La culture autochtone enseigne non pas la division, mais l'union. Nos nations font la promotion de l'équilibre entre hommes et femmes, qui doivent coopérer pour le bien de la communauté. Nos nations ont reconnu que chaque sexe a des rôles et des responsabilités qui lui sont propres, et que chaque sexe est nécessaire à la survie de la communauté. Hommes et femmes fonctionnent comme des entités complémentaires. Une valeur égale est attribuée aux rôles assumés par chaque entité à la fois autonome et interdépendante, hommes et femmes ont contribué à la création du tout parfait que constitue la société.

Le cadre sexospécifique fait ressortir les avantages de l'équilibre en cours. Il met en évidence la manière dont l'équilibre peut être atteint, et la manière dont les résultats peuvent véritablement révéler les besoins.

Des leçons importantes doivent être tirées du travail et des expériences vécues par les femmes autochtones en matière de réconciliation. Le processus canadien de réconciliation devrait s'inspirer du processus sud-africain de réconciliation, surtout en ce qui concerne la guérison des victimes. La guérison n'est pas assimilable à la réconciliation. Le processus de réconciliation de l'Afrique du Sud a démontré que la guérison des personnes ne permettait pas à elle seule de combler le besoin fondamental, à savoir des changements structurels de nature plus générale. Une véritable réconciliation passe par des changements structurels. Vu les réalités auxquelles les femmes autochtones ont dû faire face dans le passé et avec lesquelles elles sont encore aux prises aujourd'hui au Canada, notamment les taux alarmants de disparitions et de meurtres de femmes et les taux atrocement élevés en ce qui concerne les actes de violence, les abus sexuels, l'incarcération, la mauvaise santé et l'exclusion, il y aura énormément de chemin à faire avant d'en arriver à une réconciliation.

- [MATÉRIEL RECUEILLI]

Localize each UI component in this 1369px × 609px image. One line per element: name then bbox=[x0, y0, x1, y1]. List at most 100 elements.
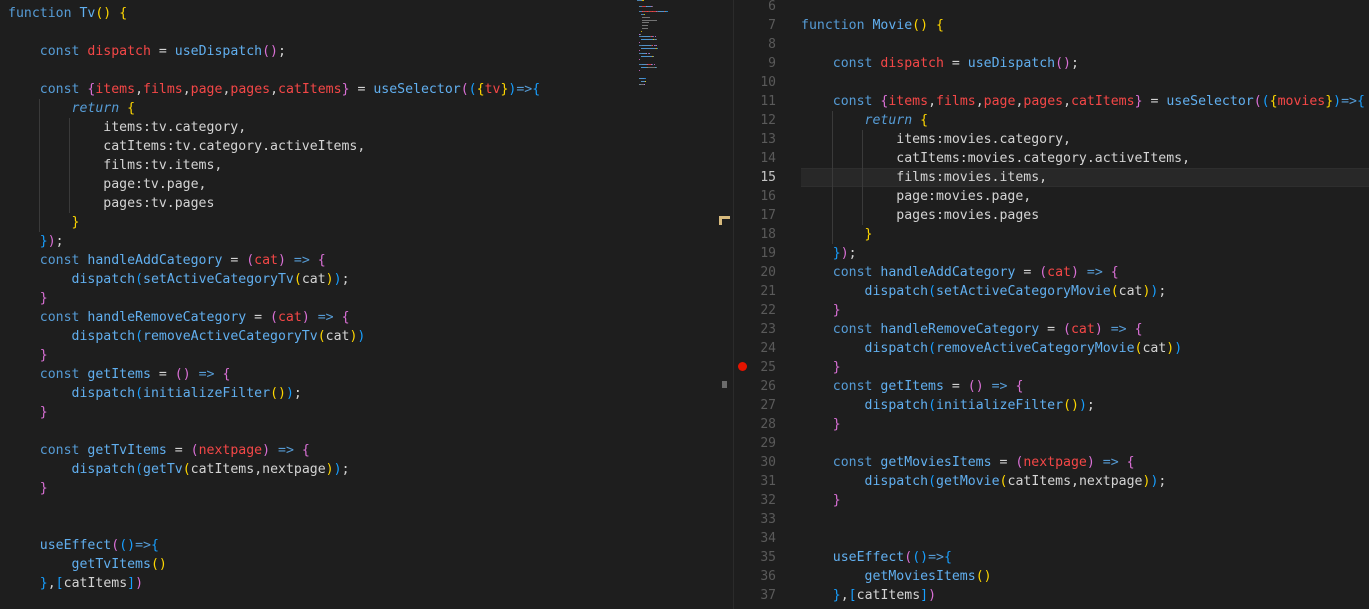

- [TRAVAIL À RÉALISER]
Recopiez textuellement le passage du texte sur la culture autochtone et la réconciliation qui commence à « La culture autochtone » et se termine à « révéler les besoins. ».

- [CORRIGÉ]
La culture autochtone enseigne non pas la division, mais l'union. Nos nations font la promotion de l'équilibre entre hommes et femmes, qui doivent coopérer pour le bien de la communauté. Nos nations ont reconnu que chaque sexe a des rôles et des responsabilités qui lui sont propres, et que chaque sexe est nécessaire à la survie de la communauté. Hommes et femmes fonctionnent comme des entités complémentaires. Une valeur égale est attribuée aux rôles assumés par chaque entité à la fois autonome et interdépendante, hommes et femmes ont contribué à la création du tout parfait que constitue la société.

Le cadre sexospécifique fait ressortir les avantages de l'équilibre en cours. Il met en évidence la manière dont l'équilibre peut être atteint, et la manière dont les résultats peuvent véritablement révéler les besoins.